■ **Exercise task**
Looking at the listing beneath, work out how many lines hold "大王镇中心小学李美含妈妈" and report only that figure.

━━ Records shown ━━

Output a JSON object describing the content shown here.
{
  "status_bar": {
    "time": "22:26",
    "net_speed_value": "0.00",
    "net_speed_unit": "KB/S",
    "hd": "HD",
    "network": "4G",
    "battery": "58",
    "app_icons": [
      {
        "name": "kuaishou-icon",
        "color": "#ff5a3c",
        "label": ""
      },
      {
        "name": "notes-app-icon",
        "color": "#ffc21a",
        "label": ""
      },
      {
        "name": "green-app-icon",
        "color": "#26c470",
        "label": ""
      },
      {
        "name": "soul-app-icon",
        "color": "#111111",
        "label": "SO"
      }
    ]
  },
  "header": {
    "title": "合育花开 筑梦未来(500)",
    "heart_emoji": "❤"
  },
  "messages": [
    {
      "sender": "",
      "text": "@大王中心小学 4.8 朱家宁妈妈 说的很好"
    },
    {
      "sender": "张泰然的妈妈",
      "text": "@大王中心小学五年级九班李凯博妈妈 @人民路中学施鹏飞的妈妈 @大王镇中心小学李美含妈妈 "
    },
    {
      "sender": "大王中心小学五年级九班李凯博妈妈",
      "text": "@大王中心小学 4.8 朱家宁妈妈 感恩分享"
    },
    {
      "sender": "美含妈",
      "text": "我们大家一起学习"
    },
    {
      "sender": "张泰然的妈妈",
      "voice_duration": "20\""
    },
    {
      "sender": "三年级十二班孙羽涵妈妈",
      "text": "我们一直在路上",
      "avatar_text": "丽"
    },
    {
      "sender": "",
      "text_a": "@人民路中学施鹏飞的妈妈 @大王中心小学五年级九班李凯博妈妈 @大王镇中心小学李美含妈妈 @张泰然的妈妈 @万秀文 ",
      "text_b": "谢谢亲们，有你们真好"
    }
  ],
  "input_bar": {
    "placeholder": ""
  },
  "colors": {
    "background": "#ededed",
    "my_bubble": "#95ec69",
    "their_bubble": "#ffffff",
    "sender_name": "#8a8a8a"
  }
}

━━━

■ **Final result**
2